Locate every line in the material below that has the word "Change". Copy each of those lines.

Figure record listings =
────────

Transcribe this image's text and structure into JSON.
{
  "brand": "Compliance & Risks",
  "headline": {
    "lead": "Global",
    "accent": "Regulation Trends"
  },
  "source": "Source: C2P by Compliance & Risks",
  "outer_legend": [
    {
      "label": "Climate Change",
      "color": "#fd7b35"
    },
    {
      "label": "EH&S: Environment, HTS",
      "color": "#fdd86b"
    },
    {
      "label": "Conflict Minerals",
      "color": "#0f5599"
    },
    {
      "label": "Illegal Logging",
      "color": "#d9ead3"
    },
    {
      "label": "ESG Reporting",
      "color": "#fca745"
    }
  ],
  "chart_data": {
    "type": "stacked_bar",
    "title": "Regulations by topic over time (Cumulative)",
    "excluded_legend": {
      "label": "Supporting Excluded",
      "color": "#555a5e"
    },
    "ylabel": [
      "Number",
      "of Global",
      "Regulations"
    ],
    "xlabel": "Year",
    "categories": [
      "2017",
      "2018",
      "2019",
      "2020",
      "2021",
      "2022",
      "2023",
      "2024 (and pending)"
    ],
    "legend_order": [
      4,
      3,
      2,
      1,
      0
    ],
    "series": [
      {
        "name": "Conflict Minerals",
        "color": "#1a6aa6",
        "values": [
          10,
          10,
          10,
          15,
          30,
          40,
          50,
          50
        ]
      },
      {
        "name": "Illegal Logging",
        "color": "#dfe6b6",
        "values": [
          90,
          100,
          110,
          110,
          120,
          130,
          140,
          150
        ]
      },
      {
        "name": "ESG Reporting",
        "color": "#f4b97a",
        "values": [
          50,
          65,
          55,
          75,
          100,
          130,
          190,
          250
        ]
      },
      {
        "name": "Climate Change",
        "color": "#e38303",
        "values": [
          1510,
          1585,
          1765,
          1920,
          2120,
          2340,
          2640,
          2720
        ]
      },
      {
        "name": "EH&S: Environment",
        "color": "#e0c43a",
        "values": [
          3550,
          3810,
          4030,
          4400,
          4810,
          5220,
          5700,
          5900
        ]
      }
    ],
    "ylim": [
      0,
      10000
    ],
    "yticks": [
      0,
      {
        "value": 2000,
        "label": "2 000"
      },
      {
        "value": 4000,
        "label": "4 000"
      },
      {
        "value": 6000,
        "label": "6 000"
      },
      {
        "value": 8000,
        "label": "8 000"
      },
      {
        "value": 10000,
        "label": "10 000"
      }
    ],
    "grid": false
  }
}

────────

WORKED ANSWER =
      "label": "Climate Change",
        "name": "Climate Change",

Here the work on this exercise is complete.